(Collected data)
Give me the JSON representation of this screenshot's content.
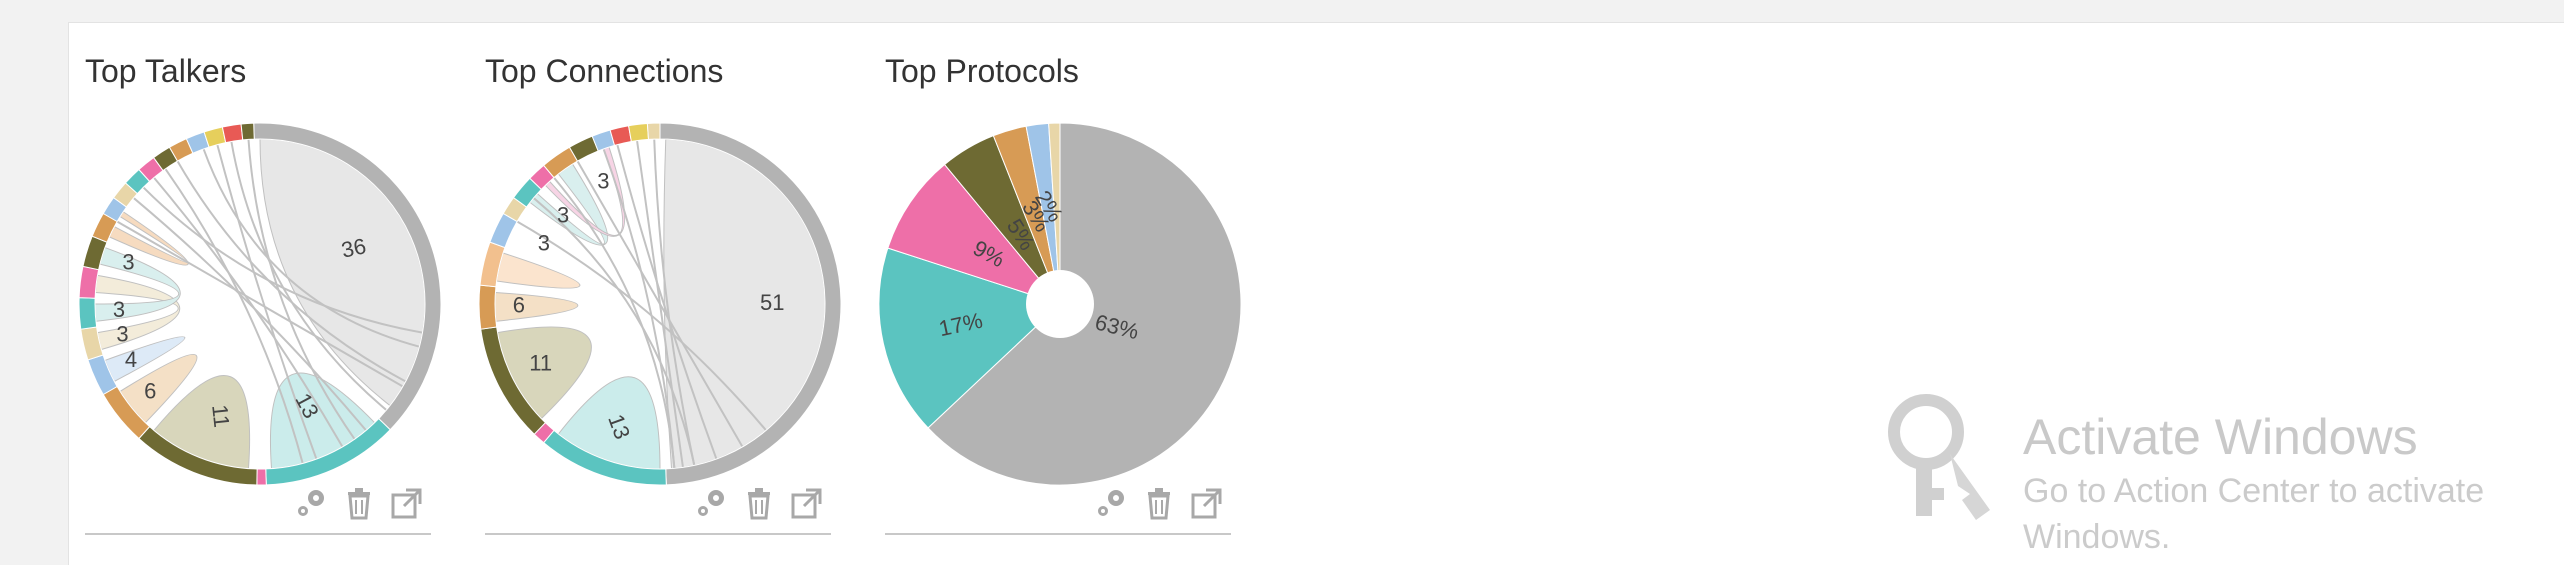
{
  "colors": {
    "gray": "#b3b3b3",
    "teal": "#5bc4c0",
    "pink": "#ee6fa8",
    "olive": "#6e6a33",
    "orange": "#d79b55",
    "lightblue": "#9fc4e8",
    "beige": "#e8d6a8",
    "light_orange": "#f2c08e",
    "yellow": "#e6cf5c",
    "red": "#e85a55"
  },
  "widgets": [
    {
      "title": "Top Talkers",
      "chart_data": {
        "type": "chord",
        "labels": [
          "36",
          "13",
          "11",
          "6",
          "4",
          "3",
          "3",
          "3"
        ],
        "legend": false
      },
      "tools": [
        "settings-icon",
        "trash-icon",
        "external-link-icon"
      ]
    },
    {
      "title": "Top Connections",
      "chart_data": {
        "type": "chord",
        "labels": [
          "51",
          "13",
          "11",
          "6",
          "3",
          "3",
          "3"
        ],
        "legend": false
      },
      "tools": [
        "settings-icon",
        "trash-icon",
        "external-link-icon"
      ]
    },
    {
      "title": "Top Protocols",
      "chart_data": {
        "type": "pie",
        "slices": [
          {
            "label": "63%",
            "value": 63,
            "color": "#b3b3b3"
          },
          {
            "label": "17%",
            "value": 17,
            "color": "#5bc4c0"
          },
          {
            "label": "9%",
            "value": 9,
            "color": "#ee6fa8"
          },
          {
            "label": "5%",
            "value": 5,
            "color": "#6e6a33"
          },
          {
            "label": "3%",
            "value": 3,
            "color": "#d79b55"
          },
          {
            "label": "2%",
            "value": 2,
            "color": "#9fc4e8"
          },
          {
            "label": "",
            "value": 1,
            "color": "#e8d6a8"
          }
        ],
        "legend": false
      },
      "tools": [
        "settings-icon",
        "trash-icon",
        "external-link-icon"
      ]
    }
  ],
  "watermark": {
    "heading": "Activate Windows",
    "line1": "Go to Action Center to activate",
    "line2": "Windows."
  }
}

▶ **The problem**
Go through the material and select each line with the string "Windows" in it.

▶ **Result**
    "heading": "Activate Windows",
    "line2": "Windows."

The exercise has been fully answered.